(Collection entries)
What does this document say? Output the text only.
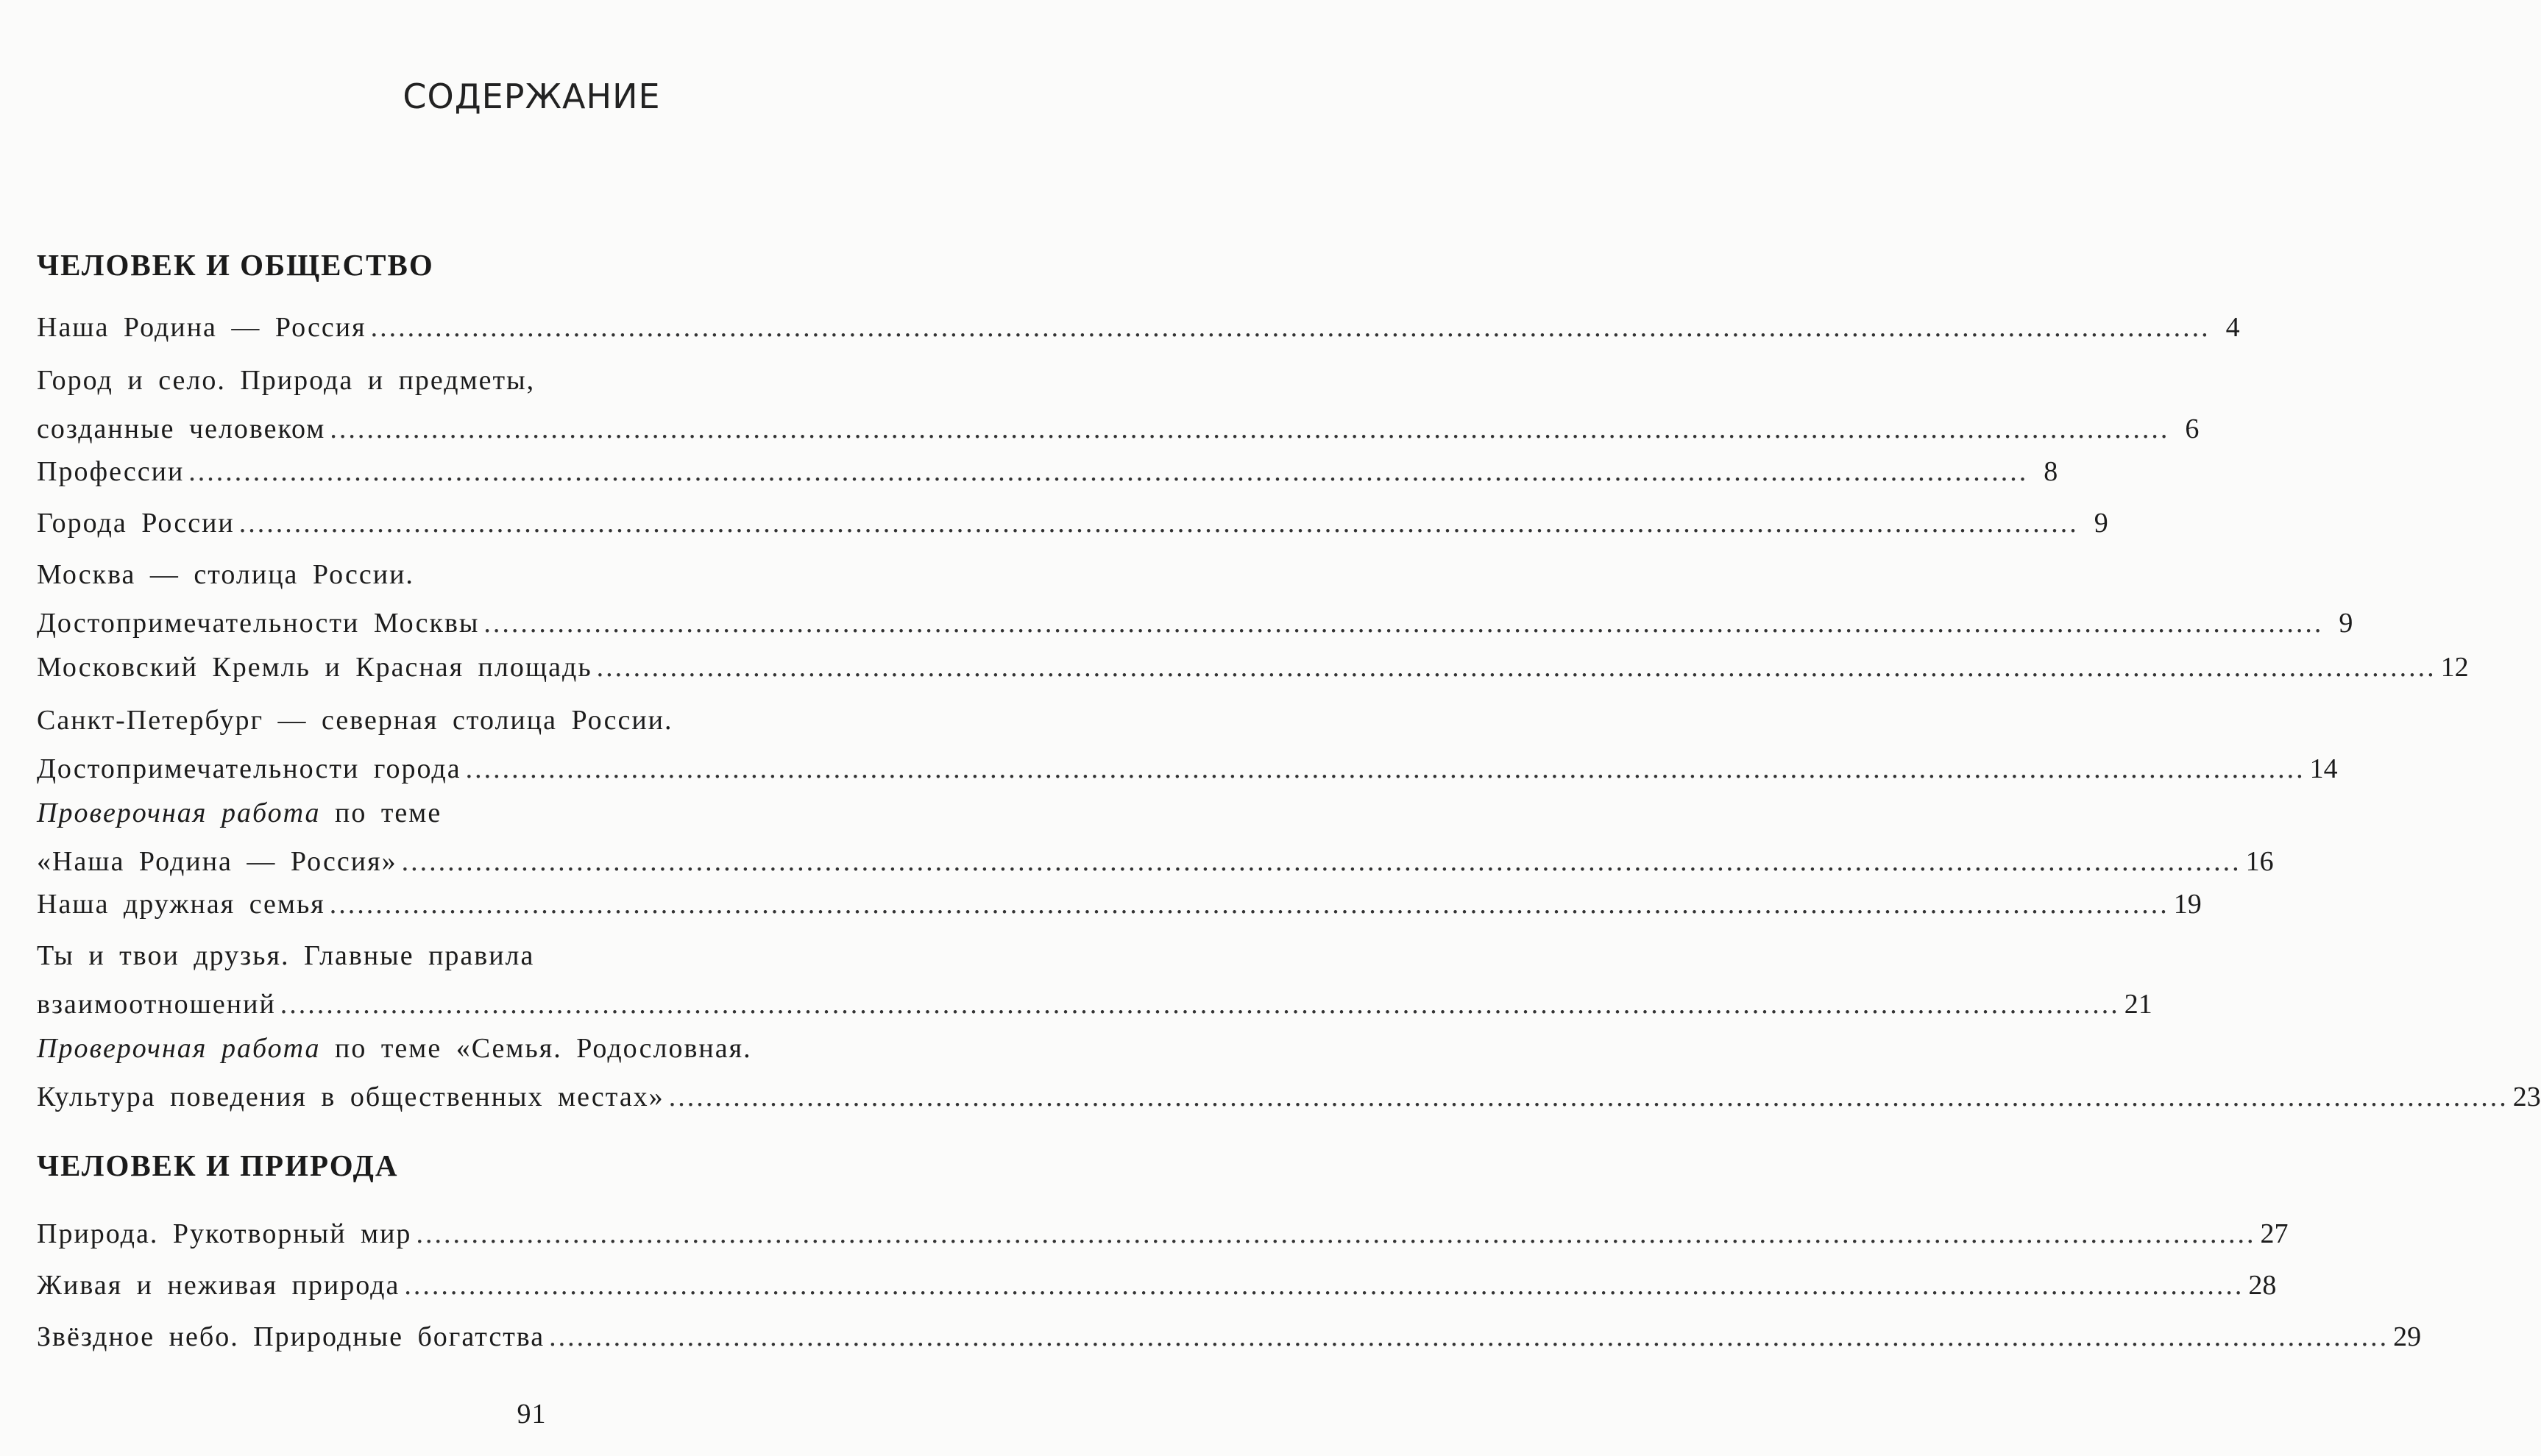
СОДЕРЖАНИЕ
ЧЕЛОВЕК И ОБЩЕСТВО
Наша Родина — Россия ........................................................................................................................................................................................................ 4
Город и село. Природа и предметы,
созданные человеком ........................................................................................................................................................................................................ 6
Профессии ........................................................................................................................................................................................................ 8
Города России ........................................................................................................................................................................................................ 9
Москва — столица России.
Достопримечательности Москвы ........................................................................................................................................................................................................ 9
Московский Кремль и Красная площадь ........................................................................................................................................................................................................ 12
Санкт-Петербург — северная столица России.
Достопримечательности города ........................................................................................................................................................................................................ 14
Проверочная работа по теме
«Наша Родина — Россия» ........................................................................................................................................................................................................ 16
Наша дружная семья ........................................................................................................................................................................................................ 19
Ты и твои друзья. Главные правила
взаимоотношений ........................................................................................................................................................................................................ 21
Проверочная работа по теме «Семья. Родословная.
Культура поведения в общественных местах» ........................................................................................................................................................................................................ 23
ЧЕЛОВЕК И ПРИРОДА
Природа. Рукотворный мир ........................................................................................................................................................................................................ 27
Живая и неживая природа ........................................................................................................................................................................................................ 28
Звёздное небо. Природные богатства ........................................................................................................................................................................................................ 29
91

DIRECTIVE: Show all lines from the data above in which the word "теме" appears.

CORRECT RESULT:
Проверочная работа по теме
Проверочная работа по теме «Семья. Родословная.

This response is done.